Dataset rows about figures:
%%

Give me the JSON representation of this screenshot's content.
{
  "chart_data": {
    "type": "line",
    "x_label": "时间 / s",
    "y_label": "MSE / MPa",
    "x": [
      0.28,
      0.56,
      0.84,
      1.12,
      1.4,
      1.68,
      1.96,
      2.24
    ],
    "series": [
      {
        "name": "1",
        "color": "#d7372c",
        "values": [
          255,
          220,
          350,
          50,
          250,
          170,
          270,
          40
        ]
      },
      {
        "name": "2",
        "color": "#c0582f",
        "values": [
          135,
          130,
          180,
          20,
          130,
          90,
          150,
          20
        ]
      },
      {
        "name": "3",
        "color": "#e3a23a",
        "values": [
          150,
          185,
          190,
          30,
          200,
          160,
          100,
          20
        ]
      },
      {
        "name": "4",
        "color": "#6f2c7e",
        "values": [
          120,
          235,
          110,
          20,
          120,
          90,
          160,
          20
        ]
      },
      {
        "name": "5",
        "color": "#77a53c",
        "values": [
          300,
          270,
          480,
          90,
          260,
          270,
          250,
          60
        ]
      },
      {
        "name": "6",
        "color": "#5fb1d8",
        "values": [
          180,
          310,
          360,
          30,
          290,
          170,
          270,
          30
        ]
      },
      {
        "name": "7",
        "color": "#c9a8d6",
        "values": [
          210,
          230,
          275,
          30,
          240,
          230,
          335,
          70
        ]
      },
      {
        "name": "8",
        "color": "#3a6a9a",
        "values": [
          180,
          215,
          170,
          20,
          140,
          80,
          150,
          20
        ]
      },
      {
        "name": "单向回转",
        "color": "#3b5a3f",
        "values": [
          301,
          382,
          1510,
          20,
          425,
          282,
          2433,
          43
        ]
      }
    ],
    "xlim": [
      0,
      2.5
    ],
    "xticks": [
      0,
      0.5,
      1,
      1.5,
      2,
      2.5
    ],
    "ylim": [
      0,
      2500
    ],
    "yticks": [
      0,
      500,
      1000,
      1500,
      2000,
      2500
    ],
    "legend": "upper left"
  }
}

%%

**Set exercise:** Pull out each line of the records holding the string "name".

**Reply to the task:**
        "name": "1",
        "name": "2",
        "name": "3",
        "name": "4",
        "name": "5",
        "name": "6",
        "name": "7",
        "name": "8",
        "name": "单向回转",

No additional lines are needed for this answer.